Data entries
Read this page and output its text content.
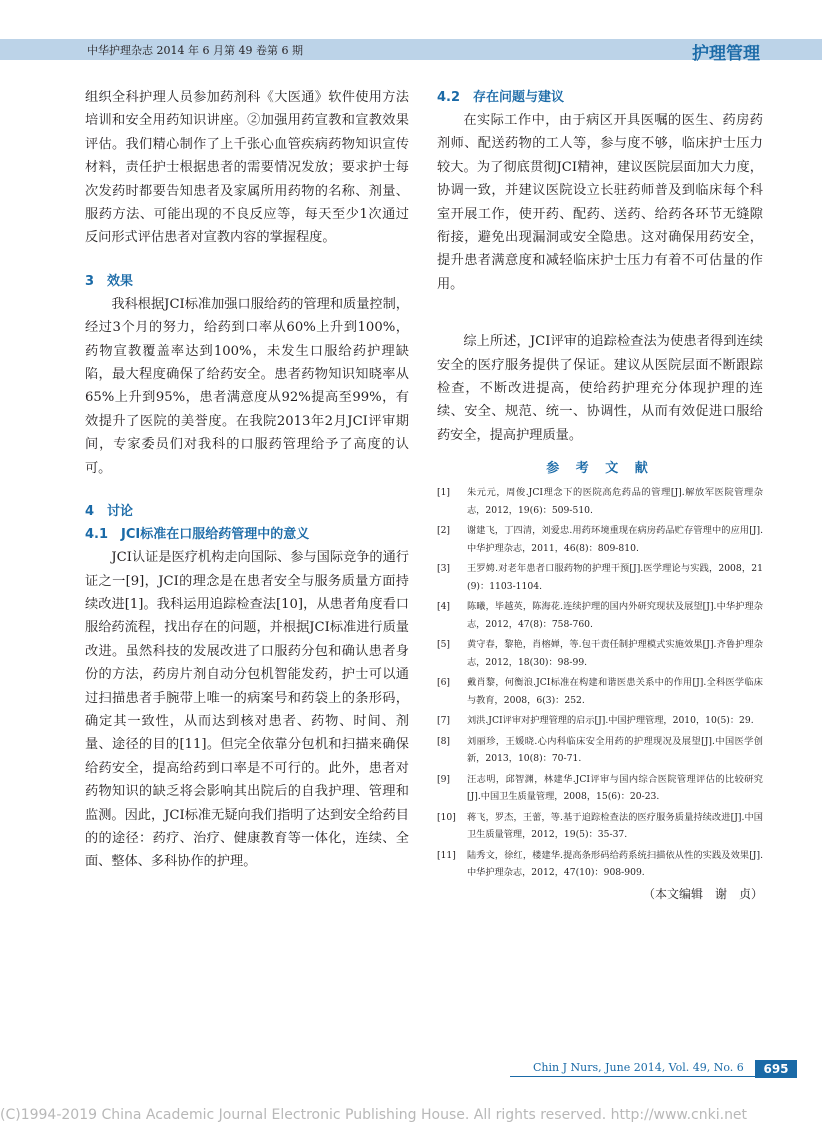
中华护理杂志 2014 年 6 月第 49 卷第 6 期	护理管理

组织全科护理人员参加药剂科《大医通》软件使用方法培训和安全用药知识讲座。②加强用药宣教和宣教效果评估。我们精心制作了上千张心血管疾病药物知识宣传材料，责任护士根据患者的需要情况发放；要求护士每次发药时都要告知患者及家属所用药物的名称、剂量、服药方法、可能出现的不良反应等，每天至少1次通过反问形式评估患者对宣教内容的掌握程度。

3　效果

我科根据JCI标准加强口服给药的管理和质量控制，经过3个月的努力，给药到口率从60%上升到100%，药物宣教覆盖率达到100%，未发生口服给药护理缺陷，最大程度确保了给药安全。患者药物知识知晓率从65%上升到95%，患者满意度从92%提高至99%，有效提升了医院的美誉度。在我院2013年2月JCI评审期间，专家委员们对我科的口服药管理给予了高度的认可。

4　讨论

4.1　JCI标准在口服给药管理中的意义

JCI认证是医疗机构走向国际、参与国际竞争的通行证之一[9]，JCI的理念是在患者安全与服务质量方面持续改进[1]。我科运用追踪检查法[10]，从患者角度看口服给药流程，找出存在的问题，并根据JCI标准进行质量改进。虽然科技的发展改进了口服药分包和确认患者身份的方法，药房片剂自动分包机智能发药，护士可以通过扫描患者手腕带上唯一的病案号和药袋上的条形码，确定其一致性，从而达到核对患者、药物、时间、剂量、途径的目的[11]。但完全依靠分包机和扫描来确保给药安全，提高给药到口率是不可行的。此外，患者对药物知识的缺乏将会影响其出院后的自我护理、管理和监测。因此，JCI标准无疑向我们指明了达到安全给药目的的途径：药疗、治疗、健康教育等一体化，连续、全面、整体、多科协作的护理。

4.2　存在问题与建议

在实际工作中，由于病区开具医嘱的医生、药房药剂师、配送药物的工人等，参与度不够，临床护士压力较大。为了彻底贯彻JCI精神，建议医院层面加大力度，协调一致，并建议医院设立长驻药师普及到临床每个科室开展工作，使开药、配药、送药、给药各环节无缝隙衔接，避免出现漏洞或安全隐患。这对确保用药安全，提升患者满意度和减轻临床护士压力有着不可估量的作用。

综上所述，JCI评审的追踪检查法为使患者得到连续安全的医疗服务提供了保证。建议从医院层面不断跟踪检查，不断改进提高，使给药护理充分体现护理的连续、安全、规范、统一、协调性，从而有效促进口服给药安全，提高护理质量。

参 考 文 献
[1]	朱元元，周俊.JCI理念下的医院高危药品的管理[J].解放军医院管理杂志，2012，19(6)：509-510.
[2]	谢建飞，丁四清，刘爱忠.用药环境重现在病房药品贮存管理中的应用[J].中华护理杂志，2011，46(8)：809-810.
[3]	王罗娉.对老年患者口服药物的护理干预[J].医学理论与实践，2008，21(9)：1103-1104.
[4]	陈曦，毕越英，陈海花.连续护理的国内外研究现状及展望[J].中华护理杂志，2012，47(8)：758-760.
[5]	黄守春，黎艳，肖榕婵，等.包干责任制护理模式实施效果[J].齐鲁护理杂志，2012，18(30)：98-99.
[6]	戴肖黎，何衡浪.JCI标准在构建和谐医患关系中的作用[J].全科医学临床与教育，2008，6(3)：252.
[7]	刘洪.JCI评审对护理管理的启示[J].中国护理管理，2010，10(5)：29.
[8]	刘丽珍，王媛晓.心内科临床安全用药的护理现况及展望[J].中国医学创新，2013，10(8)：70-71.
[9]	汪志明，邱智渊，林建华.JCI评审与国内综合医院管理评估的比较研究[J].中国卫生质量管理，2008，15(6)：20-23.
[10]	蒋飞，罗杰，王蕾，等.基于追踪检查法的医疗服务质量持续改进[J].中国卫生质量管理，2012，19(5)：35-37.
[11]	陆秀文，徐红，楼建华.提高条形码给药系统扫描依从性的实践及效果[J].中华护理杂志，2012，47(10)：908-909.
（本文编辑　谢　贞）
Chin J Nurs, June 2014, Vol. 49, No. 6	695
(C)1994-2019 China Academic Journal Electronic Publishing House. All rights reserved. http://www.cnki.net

==

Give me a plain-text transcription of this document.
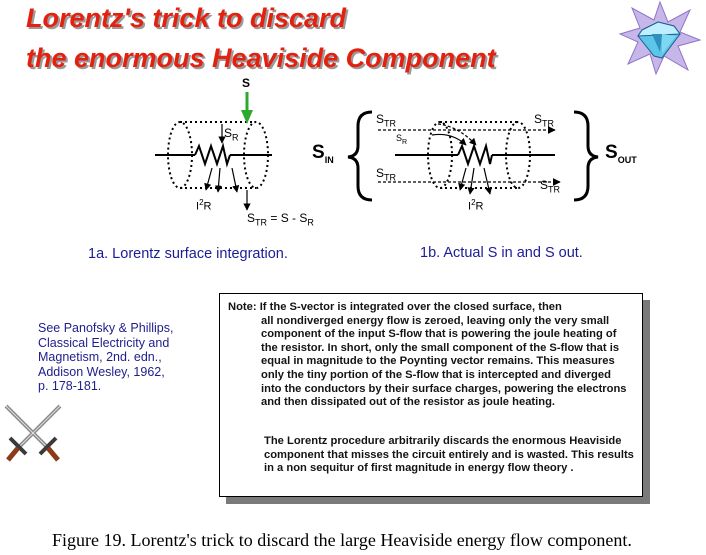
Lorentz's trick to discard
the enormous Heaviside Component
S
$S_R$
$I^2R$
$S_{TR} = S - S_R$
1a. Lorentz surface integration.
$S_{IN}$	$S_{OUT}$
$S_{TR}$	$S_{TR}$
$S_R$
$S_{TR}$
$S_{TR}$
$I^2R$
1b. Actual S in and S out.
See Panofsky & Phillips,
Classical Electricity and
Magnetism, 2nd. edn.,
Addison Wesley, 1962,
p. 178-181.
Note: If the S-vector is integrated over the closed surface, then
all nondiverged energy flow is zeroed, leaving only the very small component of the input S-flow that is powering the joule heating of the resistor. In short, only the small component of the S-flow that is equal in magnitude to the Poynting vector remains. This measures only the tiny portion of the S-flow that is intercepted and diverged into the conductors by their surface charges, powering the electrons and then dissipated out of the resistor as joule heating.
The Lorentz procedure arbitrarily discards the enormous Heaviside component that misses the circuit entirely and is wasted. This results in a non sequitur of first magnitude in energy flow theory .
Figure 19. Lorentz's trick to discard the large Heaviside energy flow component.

* * *

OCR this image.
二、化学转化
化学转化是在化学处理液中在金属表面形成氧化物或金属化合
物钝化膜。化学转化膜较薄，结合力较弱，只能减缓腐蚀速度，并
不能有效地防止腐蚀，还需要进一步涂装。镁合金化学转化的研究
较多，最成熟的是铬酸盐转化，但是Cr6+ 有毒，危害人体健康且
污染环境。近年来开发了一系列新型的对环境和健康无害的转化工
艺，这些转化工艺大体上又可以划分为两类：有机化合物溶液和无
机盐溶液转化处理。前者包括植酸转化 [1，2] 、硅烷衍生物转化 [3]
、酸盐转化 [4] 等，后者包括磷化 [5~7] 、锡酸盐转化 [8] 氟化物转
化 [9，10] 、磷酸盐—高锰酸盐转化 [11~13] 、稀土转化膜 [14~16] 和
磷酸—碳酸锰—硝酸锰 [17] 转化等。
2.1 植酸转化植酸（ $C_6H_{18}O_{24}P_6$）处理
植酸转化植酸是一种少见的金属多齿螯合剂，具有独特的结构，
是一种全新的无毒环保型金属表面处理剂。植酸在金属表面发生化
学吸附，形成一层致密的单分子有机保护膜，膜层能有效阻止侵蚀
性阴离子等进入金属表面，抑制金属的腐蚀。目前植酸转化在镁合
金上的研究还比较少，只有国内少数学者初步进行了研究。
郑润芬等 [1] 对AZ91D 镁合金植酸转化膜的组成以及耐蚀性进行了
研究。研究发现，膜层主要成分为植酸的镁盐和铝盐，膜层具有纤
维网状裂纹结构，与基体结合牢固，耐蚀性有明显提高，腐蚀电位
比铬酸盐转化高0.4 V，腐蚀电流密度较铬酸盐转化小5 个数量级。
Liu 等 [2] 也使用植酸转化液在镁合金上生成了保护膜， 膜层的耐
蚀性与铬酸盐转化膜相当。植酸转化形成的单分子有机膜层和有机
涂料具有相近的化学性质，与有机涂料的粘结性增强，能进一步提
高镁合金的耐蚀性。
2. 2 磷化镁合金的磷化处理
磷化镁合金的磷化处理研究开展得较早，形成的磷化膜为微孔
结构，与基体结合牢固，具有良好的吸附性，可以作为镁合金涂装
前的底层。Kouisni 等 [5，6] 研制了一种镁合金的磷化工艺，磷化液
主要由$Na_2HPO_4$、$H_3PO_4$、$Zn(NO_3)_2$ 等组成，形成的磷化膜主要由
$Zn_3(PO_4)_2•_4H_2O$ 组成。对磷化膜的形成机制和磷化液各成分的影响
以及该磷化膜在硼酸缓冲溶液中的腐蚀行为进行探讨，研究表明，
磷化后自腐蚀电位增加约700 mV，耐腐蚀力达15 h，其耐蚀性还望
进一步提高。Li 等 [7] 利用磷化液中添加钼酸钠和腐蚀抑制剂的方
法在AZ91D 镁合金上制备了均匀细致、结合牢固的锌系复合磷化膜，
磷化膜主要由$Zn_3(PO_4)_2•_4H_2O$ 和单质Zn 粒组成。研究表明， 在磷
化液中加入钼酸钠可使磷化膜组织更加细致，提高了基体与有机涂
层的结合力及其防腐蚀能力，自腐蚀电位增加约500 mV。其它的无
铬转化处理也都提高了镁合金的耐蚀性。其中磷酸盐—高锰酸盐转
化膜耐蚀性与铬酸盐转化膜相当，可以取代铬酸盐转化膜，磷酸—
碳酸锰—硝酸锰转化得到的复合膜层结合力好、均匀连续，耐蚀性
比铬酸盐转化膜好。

_The task_.
Find how many lines in the material hold the word "magnitude" and state that number alone.

_Result_.
2